**GIVEN INSTRUCTION:** Spot each line that carries the word "públicas"; copy those lines.

* Begin EXTRACTED DATA *

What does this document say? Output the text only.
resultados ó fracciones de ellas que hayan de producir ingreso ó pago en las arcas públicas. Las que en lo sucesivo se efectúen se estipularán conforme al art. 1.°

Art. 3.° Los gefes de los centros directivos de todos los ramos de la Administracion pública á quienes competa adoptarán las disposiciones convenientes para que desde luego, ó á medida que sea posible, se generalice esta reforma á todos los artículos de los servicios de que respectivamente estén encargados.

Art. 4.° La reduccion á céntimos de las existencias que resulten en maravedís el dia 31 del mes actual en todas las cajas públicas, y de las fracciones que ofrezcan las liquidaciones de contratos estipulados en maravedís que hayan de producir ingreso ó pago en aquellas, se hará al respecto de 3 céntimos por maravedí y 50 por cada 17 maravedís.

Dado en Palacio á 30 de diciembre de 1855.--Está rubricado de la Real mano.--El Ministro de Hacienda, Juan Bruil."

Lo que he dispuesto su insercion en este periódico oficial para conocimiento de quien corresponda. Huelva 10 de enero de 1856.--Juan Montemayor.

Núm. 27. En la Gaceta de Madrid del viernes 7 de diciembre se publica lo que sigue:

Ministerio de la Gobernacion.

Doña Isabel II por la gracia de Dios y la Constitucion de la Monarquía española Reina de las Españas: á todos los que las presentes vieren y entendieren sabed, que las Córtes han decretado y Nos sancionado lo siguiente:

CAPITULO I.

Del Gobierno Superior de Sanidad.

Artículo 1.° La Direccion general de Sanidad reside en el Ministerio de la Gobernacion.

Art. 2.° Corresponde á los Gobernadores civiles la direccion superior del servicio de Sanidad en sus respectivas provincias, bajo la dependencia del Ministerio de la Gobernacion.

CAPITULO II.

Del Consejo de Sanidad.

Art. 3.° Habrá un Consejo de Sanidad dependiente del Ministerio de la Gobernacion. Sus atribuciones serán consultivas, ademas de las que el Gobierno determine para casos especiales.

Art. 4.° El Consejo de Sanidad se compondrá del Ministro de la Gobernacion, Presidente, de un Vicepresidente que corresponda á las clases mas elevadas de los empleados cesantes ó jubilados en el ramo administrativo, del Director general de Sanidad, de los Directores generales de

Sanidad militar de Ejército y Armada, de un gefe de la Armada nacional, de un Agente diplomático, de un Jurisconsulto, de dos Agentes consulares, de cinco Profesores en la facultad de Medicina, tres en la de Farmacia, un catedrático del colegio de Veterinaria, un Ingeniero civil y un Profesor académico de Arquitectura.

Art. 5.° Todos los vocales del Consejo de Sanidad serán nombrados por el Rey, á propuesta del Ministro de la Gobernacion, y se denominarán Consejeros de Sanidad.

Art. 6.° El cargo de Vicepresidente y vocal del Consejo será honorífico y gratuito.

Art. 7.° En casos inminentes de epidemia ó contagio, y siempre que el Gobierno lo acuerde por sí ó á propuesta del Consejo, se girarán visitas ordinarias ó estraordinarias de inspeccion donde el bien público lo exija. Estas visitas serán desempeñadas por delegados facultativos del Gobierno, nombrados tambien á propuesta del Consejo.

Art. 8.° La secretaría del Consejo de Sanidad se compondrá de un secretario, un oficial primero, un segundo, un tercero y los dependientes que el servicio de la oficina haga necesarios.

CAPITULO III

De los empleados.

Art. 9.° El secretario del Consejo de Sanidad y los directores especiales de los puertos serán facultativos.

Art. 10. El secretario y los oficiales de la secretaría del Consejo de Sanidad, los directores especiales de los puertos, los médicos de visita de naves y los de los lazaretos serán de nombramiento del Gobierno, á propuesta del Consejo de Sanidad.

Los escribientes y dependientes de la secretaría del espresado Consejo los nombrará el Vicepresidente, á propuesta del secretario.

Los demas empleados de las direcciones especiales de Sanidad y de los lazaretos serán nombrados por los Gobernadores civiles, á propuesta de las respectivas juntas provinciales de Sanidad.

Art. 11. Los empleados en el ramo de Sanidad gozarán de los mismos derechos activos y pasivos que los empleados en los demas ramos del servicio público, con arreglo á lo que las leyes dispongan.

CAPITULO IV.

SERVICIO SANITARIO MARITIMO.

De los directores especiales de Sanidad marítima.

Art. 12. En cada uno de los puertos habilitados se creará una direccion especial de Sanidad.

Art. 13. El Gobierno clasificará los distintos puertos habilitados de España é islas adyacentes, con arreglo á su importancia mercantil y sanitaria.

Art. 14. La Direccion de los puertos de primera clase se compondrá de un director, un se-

* End EXTRACTED DATA *

**THE SOLUTION:**
resultados ó fracciones de ellas que hayan de producir ingreso ó pago en las arcas públicas. Las que en lo sucesivo se efectúen se estipularán conforme al art. 1.°
Art. 4.° La reduccion á céntimos de las existencias que resulten en maravedís el dia 31 del mes actual en todas las cajas públicas, y de las fracciones que ofrezcan las liquidaciones de contratos estipulados en maravedís que hayan de producir ingreso ó pago en aquellas, se hará al respecto de 3 céntimos por maravedí y 50 por cada 17 maravedís.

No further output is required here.